#### INSTRUCTIONS TO FOLLOW
Output the data below in full, byte for byte. Nothing may differ.
-=-=-
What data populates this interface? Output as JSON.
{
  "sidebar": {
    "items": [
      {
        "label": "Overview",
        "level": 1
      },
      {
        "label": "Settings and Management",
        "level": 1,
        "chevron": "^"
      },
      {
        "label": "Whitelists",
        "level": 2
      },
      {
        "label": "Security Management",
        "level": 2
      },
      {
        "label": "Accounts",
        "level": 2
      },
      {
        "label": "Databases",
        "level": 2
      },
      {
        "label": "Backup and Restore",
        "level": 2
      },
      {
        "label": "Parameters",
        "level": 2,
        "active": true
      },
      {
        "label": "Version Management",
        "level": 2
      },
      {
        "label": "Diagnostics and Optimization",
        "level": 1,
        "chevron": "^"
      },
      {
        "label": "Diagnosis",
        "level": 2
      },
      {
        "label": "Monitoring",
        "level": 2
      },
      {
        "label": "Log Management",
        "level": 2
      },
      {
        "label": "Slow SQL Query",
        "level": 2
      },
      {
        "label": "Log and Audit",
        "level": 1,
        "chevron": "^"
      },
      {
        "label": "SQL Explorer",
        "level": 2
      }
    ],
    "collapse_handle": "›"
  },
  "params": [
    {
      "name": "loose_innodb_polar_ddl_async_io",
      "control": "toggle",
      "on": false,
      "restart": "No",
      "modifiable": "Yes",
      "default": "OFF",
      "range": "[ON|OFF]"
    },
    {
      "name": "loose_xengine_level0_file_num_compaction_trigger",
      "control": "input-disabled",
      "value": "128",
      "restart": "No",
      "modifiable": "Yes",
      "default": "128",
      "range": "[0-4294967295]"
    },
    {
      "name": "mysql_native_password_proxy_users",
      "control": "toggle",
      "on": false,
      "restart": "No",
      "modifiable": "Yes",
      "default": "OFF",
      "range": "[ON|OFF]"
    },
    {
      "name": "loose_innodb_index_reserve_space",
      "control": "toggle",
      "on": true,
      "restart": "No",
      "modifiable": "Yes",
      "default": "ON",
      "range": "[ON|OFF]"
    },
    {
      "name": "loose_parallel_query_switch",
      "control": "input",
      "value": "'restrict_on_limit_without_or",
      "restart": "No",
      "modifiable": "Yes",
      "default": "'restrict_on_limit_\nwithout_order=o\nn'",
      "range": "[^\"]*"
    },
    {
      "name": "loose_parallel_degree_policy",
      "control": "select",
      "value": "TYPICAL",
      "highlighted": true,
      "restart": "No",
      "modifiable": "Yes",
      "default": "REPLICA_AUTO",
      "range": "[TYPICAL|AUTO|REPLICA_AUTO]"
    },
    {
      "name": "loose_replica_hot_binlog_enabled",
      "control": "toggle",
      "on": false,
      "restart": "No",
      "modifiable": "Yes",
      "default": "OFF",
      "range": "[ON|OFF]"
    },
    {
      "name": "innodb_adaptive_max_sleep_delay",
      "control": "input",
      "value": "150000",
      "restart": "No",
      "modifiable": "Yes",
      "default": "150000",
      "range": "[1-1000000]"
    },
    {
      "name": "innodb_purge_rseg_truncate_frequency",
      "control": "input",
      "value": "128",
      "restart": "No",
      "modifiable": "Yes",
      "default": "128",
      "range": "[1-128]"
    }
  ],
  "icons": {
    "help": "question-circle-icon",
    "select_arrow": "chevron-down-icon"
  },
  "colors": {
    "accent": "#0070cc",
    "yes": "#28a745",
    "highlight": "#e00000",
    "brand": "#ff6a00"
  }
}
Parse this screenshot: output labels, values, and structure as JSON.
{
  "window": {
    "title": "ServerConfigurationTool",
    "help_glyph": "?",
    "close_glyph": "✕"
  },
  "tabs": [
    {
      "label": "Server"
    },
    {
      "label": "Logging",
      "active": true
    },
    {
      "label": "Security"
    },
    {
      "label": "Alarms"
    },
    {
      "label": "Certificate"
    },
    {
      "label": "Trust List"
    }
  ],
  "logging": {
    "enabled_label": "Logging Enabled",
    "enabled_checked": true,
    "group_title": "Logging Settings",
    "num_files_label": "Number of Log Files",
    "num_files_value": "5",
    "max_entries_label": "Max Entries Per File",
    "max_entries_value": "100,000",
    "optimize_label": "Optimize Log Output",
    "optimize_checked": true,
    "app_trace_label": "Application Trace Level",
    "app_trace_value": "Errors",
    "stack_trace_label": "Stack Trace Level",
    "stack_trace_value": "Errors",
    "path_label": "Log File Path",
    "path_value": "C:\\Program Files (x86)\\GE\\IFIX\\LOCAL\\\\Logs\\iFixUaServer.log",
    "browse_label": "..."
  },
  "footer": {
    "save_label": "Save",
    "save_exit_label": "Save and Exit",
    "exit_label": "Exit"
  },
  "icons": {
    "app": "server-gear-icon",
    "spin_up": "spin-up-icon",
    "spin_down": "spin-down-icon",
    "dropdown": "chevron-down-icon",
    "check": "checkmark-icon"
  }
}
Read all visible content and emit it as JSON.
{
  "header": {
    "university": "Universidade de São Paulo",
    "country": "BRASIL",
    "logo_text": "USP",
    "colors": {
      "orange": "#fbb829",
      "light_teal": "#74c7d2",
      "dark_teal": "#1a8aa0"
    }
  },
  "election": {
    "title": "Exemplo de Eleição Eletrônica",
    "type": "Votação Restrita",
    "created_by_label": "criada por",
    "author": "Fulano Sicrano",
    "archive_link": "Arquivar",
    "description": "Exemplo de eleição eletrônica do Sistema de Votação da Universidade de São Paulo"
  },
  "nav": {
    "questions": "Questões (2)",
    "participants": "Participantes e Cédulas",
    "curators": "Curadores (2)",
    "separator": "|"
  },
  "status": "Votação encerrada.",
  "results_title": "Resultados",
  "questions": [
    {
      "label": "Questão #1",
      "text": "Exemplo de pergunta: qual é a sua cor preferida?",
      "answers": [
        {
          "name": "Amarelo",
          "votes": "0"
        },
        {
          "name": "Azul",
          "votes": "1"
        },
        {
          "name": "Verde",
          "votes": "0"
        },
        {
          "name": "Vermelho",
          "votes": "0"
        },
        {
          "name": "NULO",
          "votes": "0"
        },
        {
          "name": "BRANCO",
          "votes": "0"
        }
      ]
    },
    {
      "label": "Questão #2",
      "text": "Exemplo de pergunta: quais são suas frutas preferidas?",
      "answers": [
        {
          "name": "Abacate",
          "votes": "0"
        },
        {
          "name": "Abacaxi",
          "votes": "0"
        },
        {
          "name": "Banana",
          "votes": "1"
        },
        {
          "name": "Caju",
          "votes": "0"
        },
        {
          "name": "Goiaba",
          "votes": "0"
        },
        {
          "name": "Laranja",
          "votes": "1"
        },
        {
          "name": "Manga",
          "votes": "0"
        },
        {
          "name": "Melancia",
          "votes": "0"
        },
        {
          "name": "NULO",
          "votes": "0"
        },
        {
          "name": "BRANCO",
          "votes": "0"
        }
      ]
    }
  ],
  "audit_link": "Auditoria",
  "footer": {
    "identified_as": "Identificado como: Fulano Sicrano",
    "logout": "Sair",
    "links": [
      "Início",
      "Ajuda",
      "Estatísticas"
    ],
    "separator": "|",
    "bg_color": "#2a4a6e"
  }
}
-=-=-
#### ANSWER FOR THIS EXERCISE
What data populates this interface? Output as JSON.
{
  "sidebar": {
    "items": [
      {
        "label": "Overview",
        "level": 1
      },
      {
        "label": "Settings and Management",
        "level": 1,
        "chevron": "^"
      },
      {
        "label": "Whitelists",
        "level": 2
      },
      {
        "label": "Security Management",
        "level": 2
      },
      {
        "label": "Accounts",
        "level": 2
      },
      {
        "label": "Databases",
        "level": 2
      },
      {
        "label": "Backup and Restore",
        "level": 2
      },
      {
        "label": "Parameters",
        "level": 2,
        "active": true
      },
      {
        "label": "Version Management",
        "level": 2
      },
      {
        "label": "Diagnostics and Optimization",
        "level": 1,
        "chevron": "^"
      },
      {
        "label": "Diagnosis",
        "level": 2
      },
      {
        "label": "Monitoring",
        "level": 2
      },
      {
        "label": "Log Management",
        "level": 2
      },
      {
        "label": "Slow SQL Query",
        "level": 2
      },
      {
        "label": "Log and Audit",
        "level": 1,
        "chevron": "^"
      },
      {
        "label": "SQL Explorer",
        "level": 2
      }
    ],
    "collapse_handle": "›"
  },
  "params": [
    {
      "name": "loose_innodb_polar_ddl_async_io",
      "control": "toggle",
      "on": false,
      "restart": "No",
      "modifiable": "Yes",
      "default": "OFF",
      "range": "[ON|OFF]"
    },
    {
      "name": "loose_xengine_level0_file_num_compaction_trigger",
      "control": "input-disabled",
      "value": "128",
      "restart": "No",
      "modifiable": "Yes",
      "default": "128",
      "range": "[0-4294967295]"
    },
    {
      "name": "mysql_native_password_proxy_users",
      "control": "toggle",
      "on": false,
      "restart": "No",
      "modifiable": "Yes",
      "default": "OFF",
      "range": "[ON|OFF]"
    },
    {
      "name": "loose_innodb_index_reserve_space",
      "control": "toggle",
      "on": true,
      "restart": "No",
      "modifiable": "Yes",
      "default": "ON",
      "range": "[ON|OFF]"
    },
    {
      "name": "loose_parallel_query_switch",
      "control": "input",
      "value": "'restrict_on_limit_without_or",
      "restart": "No",
      "modifiable": "Yes",
      "default": "'restrict_on_limit_\nwithout_order=o\nn'",
      "range": "[^\"]*"
    },
    {
      "name": "loose_parallel_degree_policy",
      "control": "select",
      "value": "TYPICAL",
      "highlighted": true,
      "restart": "No",
      "modifiable": "Yes",
      "default": "REPLICA_AUTO",
      "range": "[TYPICAL|AUTO|REPLICA_AUTO]"
    },
    {
      "name": "loose_replica_hot_binlog_enabled",
      "control": "toggle",
      "on": false,
      "restart": "No",
      "modifiable": "Yes",
      "default": "OFF",
      "range": "[ON|OFF]"
    },
    {
      "name": "innodb_adaptive_max_sleep_delay",
      "control": "input",
      "value": "150000",
      "restart": "No",
      "modifiable": "Yes",
      "default": "150000",
      "range": "[1-1000000]"
    },
    {
      "name": "innodb_purge_rseg_truncate_frequency",
      "control": "input",
      "value": "128",
      "restart": "No",
      "modifiable": "Yes",
      "default": "128",
      "range": "[1-128]"
    }
  ],
  "icons": {
    "help": "question-circle-icon",
    "select_arrow": "chevron-down-icon"
  },
  "colors": {
    "accent": "#0070cc",
    "yes": "#28a745",
    "highlight": "#e00000",
    "brand": "#ff6a00"
  }
}
Parse this screenshot: output labels, values, and structure as JSON.
{
  "window": {
    "title": "ServerConfigurationTool",
    "help_glyph": "?",
    "close_glyph": "✕"
  },
  "tabs": [
    {
      "label": "Server"
    },
    {
      "label": "Logging",
      "active": true
    },
    {
      "label": "Security"
    },
    {
      "label": "Alarms"
    },
    {
      "label": "Certificate"
    },
    {
      "label": "Trust List"
    }
  ],
  "logging": {
    "enabled_label": "Logging Enabled",
    "enabled_checked": true,
    "group_title": "Logging Settings",
    "num_files_label": "Number of Log Files",
    "num_files_value": "5",
    "max_entries_label": "Max Entries Per File",
    "max_entries_value": "100,000",
    "optimize_label": "Optimize Log Output",
    "optimize_checked": true,
    "app_trace_label": "Application Trace Level",
    "app_trace_value": "Errors",
    "stack_trace_label": "Stack Trace Level",
    "stack_trace_value": "Errors",
    "path_label": "Log File Path",
    "path_value": "C:\\Program Files (x86)\\GE\\IFIX\\LOCAL\\\\Logs\\iFixUaServer.log",
    "browse_label": "..."
  },
  "footer": {
    "save_label": "Save",
    "save_exit_label": "Save and Exit",
    "exit_label": "Exit"
  },
  "icons": {
    "app": "server-gear-icon",
    "spin_up": "spin-up-icon",
    "spin_down": "spin-down-icon",
    "dropdown": "chevron-down-icon",
    "check": "checkmark-icon"
  }
}
Read all visible content and emit it as JSON.
{
  "header": {
    "university": "Universidade de São Paulo",
    "country": "BRASIL",
    "logo_text": "USP",
    "colors": {
      "orange": "#fbb829",
      "light_teal": "#74c7d2",
      "dark_teal": "#1a8aa0"
    }
  },
  "election": {
    "title": "Exemplo de Eleição Eletrônica",
    "type": "Votação Restrita",
    "created_by_label": "criada por",
    "author": "Fulano Sicrano",
    "archive_link": "Arquivar",
    "description": "Exemplo de eleição eletrônica do Sistema de Votação da Universidade de São Paulo"
  },
  "nav": {
    "questions": "Questões (2)",
    "participants": "Participantes e Cédulas",
    "curators": "Curadores (2)",
    "separator": "|"
  },
  "status": "Votação encerrada.",
  "results_title": "Resultados",
  "questions": [
    {
      "label": "Questão #1",
      "text": "Exemplo de pergunta: qual é a sua cor preferida?",
      "answers": [
        {
          "name": "Amarelo",
          "votes": "0"
        },
        {
          "name": "Azul",
          "votes": "1"
        },
        {
          "name": "Verde",
          "votes": "0"
        },
        {
          "name": "Vermelho",
          "votes": "0"
        },
        {
          "name": "NULO",
          "votes": "0"
        },
        {
          "name": "BRANCO",
          "votes": "0"
        }
      ]
    },
    {
      "label": "Questão #2",
      "text": "Exemplo de pergunta: quais são suas frutas preferidas?",
      "answers": [
        {
          "name": "Abacate",
          "votes": "0"
        },
        {
          "name": "Abacaxi",
          "votes": "0"
        },
        {
          "name": "Banana",
          "votes": "1"
        },
        {
          "name": "Caju",
          "votes": "0"
        },
        {
          "name": "Goiaba",
          "votes": "0"
        },
        {
          "name": "Laranja",
          "votes": "1"
        },
        {
          "name": "Manga",
          "votes": "0"
        },
        {
          "name": "Melancia",
          "votes": "0"
        },
        {
          "name": "NULO",
          "votes": "0"
        },
        {
          "name": "BRANCO",
          "votes": "0"
        }
      ]
    }
  ],
  "audit_link": "Auditoria",
  "footer": {
    "identified_as": "Identificado como: Fulano Sicrano",
    "logout": "Sair",
    "links": [
      "Início",
      "Ajuda",
      "Estatísticas"
    ],
    "separator": "|",
    "bg_color": "#2a4a6e"
  }
}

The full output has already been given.